--- Material for the task ---

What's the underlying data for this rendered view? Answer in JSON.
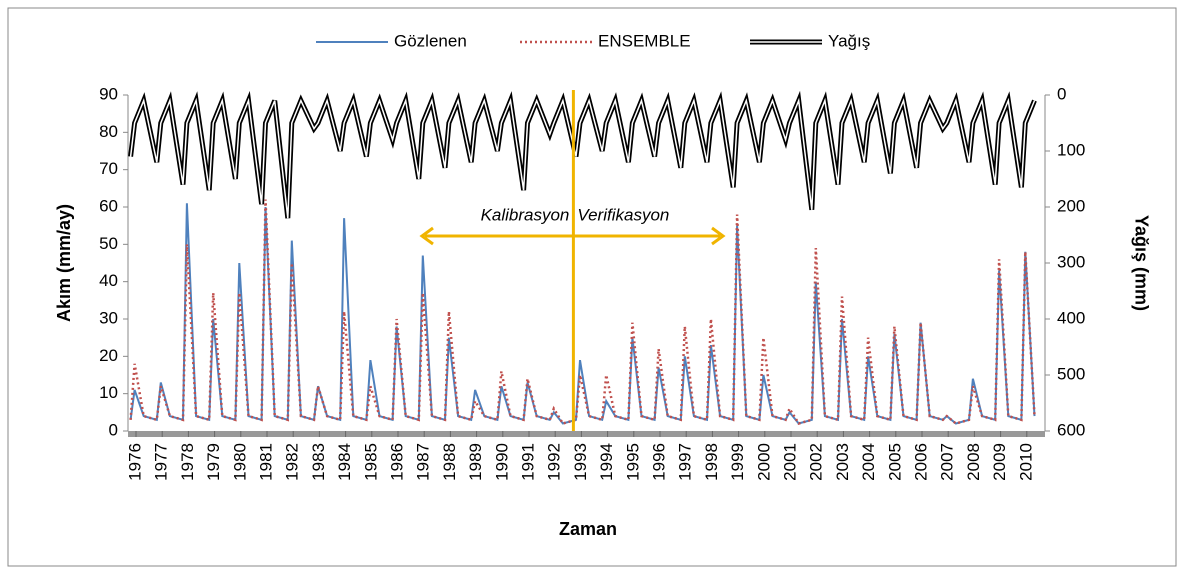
{
  "chart_data": {
    "type": "line",
    "x_label": "Zaman",
    "y_label": "Akım (mm/ay)",
    "y2_label": "Yağış (mm)",
    "annotations": [
      "Kalibrasyon",
      "Verifikasyon"
    ],
    "divider_x": 1993,
    "xlim": [
      1976,
      2011
    ],
    "xticks": [
      1976,
      1977,
      1978,
      1979,
      1980,
      1981,
      1982,
      1983,
      1984,
      1985,
      1986,
      1987,
      1988,
      1989,
      1990,
      1991,
      1992,
      1993,
      1994,
      1995,
      1996,
      1997,
      1998,
      1999,
      2000,
      2001,
      2002,
      2003,
      2004,
      2005,
      2006,
      2007,
      2008,
      2009,
      2010
    ],
    "ylim": [
      0,
      90
    ],
    "yticks": [
      0,
      10,
      20,
      30,
      40,
      50,
      60,
      70,
      80,
      90
    ],
    "y2lim": [
      600,
      0
    ],
    "y2ticks": [
      0,
      100,
      200,
      300,
      400,
      500,
      600
    ],
    "x": [
      1976.1,
      1976.25,
      1976.6,
      1977.1,
      1977.25,
      1977.6,
      1978.1,
      1978.25,
      1978.6,
      1979.1,
      1979.25,
      1979.6,
      1980.1,
      1980.25,
      1980.6,
      1981.1,
      1981.25,
      1981.6,
      1982.1,
      1982.25,
      1982.6,
      1983.1,
      1983.25,
      1983.6,
      1984.1,
      1984.25,
      1984.6,
      1985.1,
      1985.25,
      1985.6,
      1986.1,
      1986.25,
      1986.6,
      1987.1,
      1987.25,
      1987.6,
      1988.1,
      1988.25,
      1988.6,
      1989.1,
      1989.25,
      1989.6,
      1990.1,
      1990.25,
      1990.6,
      1991.1,
      1991.25,
      1991.6,
      1992.1,
      1992.25,
      1992.6,
      1993.1,
      1993.25,
      1993.6,
      1994.1,
      1994.25,
      1994.6,
      1995.1,
      1995.25,
      1995.6,
      1996.1,
      1996.25,
      1996.6,
      1997.1,
      1997.25,
      1997.6,
      1998.1,
      1998.25,
      1998.6,
      1999.1,
      1999.25,
      1999.6,
      2000.1,
      2000.25,
      2000.6,
      2001.1,
      2001.25,
      2001.6,
      2002.1,
      2002.25,
      2002.6,
      2003.1,
      2003.25,
      2003.6,
      2004.1,
      2004.25,
      2004.6,
      2005.1,
      2005.25,
      2005.6,
      2006.1,
      2006.25,
      2006.6,
      2007.1,
      2007.25,
      2007.6,
      2008.1,
      2008.25,
      2008.6,
      2009.1,
      2009.25,
      2009.6,
      2010.1,
      2010.25,
      2010.6
    ],
    "series": [
      {
        "name": "Gözlenen",
        "color": "#4f81bd",
        "style": "solid",
        "values": [
          3,
          11,
          4,
          3,
          13,
          4,
          3,
          61,
          4,
          3,
          30,
          4,
          3,
          45,
          4,
          3,
          60,
          4,
          3,
          51,
          4,
          3,
          12,
          4,
          3,
          57,
          4,
          3,
          19,
          4,
          3,
          28,
          4,
          3,
          47,
          4,
          3,
          25,
          4,
          3,
          11,
          4,
          3,
          12,
          4,
          3,
          13,
          4,
          3,
          5,
          2,
          3,
          19,
          4,
          3,
          8,
          4,
          3,
          25,
          4,
          3,
          17,
          4,
          3,
          20,
          4,
          3,
          23,
          4,
          3,
          55,
          4,
          3,
          15,
          4,
          3,
          5,
          2,
          3,
          40,
          4,
          3,
          30,
          4,
          3,
          20,
          4,
          3,
          26,
          4,
          3,
          29,
          4,
          3,
          4,
          2,
          3,
          14,
          4,
          3,
          43,
          4,
          3,
          48,
          4
        ]
      },
      {
        "name": "ENSEMBLE",
        "color": "#c0504d",
        "style": "dotted",
        "values": [
          3,
          18,
          4,
          3,
          12,
          4,
          3,
          50,
          4,
          3,
          37,
          4,
          3,
          37,
          4,
          3,
          62,
          4,
          3,
          45,
          4,
          3,
          12,
          4,
          3,
          32,
          4,
          3,
          12,
          4,
          3,
          30,
          4,
          3,
          37,
          4,
          3,
          32,
          4,
          3,
          8,
          4,
          3,
          16,
          4,
          3,
          14,
          4,
          3,
          6,
          2,
          3,
          15,
          4,
          3,
          15,
          4,
          3,
          29,
          4,
          3,
          22,
          4,
          3,
          28,
          4,
          3,
          30,
          4,
          3,
          58,
          4,
          3,
          25,
          4,
          3,
          6,
          2,
          3,
          49,
          4,
          3,
          36,
          4,
          3,
          25,
          4,
          3,
          28,
          4,
          3,
          29,
          4,
          3,
          4,
          2,
          3,
          12,
          4,
          3,
          46,
          4,
          3,
          48,
          4
        ]
      },
      {
        "name": "Yağış",
        "color": "#000000",
        "style": "double",
        "axis": "y2",
        "values": [
          110,
          50,
          10,
          120,
          50,
          10,
          160,
          50,
          10,
          170,
          50,
          10,
          150,
          50,
          10,
          195,
          50,
          10,
          220,
          50,
          10,
          60,
          50,
          10,
          100,
          50,
          10,
          110,
          50,
          10,
          80,
          50,
          10,
          150,
          50,
          10,
          130,
          50,
          10,
          120,
          50,
          10,
          100,
          50,
          10,
          170,
          50,
          10,
          70,
          50,
          10,
          110,
          50,
          10,
          100,
          50,
          10,
          120,
          50,
          10,
          110,
          50,
          10,
          130,
          50,
          10,
          120,
          50,
          10,
          165,
          50,
          10,
          120,
          50,
          10,
          80,
          50,
          10,
          205,
          50,
          10,
          160,
          50,
          10,
          120,
          50,
          10,
          140,
          50,
          10,
          130,
          50,
          10,
          60,
          50,
          10,
          120,
          50,
          10,
          160,
          50,
          10,
          165,
          50,
          10
        ]
      }
    ]
  }
}
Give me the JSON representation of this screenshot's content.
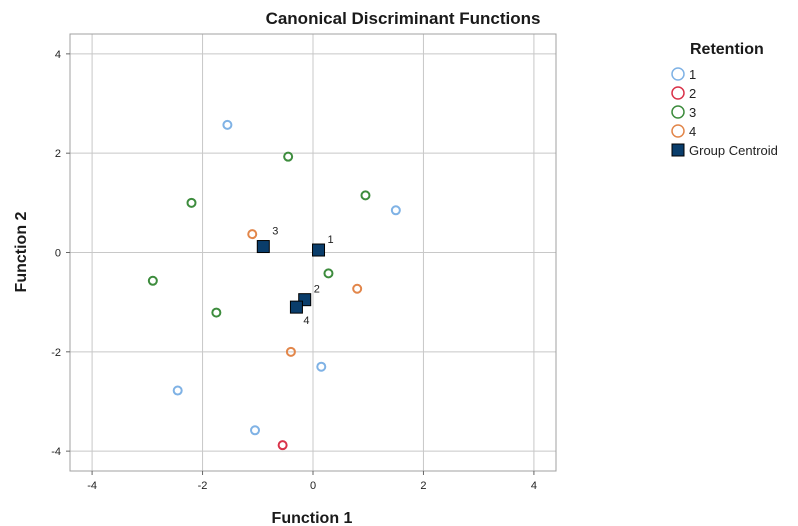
{
  "chart_data": {
    "type": "scatter",
    "title": "Canonical Discriminant Functions",
    "xlabel": "Function 1",
    "ylabel": "Function 2",
    "xlim": [
      -4.4,
      4.4
    ],
    "ylim": [
      -4.4,
      4.4
    ],
    "xticks": [
      -4,
      -2,
      0,
      2,
      4
    ],
    "yticks": [
      -4,
      -2,
      0,
      2,
      4
    ],
    "grid": true,
    "legend": {
      "title": "Retention",
      "position": "right",
      "entries": [
        "1",
        "2",
        "3",
        "4",
        "Group Centroid"
      ]
    },
    "series": [
      {
        "name": "1",
        "color": "#7fb2e5",
        "marker": "open-circle",
        "points": [
          [
            -1.55,
            2.57
          ],
          [
            1.5,
            0.85
          ],
          [
            0.15,
            -2.3
          ],
          [
            -2.45,
            -2.78
          ],
          [
            -1.05,
            -3.58
          ]
        ]
      },
      {
        "name": "2",
        "color": "#d9334a",
        "marker": "open-circle",
        "points": [
          [
            -0.55,
            -3.88
          ]
        ]
      },
      {
        "name": "3",
        "color": "#3d8c3d",
        "marker": "open-circle",
        "points": [
          [
            -0.45,
            1.93
          ],
          [
            0.95,
            1.15
          ],
          [
            -2.2,
            1.0
          ],
          [
            0.28,
            -0.42
          ],
          [
            -2.9,
            -0.57
          ],
          [
            -1.75,
            -1.21
          ]
        ]
      },
      {
        "name": "4",
        "color": "#e2864a",
        "marker": "open-circle",
        "points": [
          [
            -1.1,
            0.37
          ],
          [
            0.8,
            -0.73
          ],
          [
            -0.4,
            -2.0
          ]
        ]
      },
      {
        "name": "Group Centroid",
        "color": "#0a3d6b",
        "marker": "filled-square",
        "points": [
          [
            0.1,
            0.05,
            "1"
          ],
          [
            -0.15,
            -0.95,
            "2"
          ],
          [
            -0.9,
            0.12,
            "3"
          ],
          [
            -0.3,
            -1.1,
            "4"
          ]
        ]
      }
    ]
  }
}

---

▶ [Exercise instructions]: Give the number of lines that hold the word "this" in these records, with nothing added.

▶ [Task output]: 2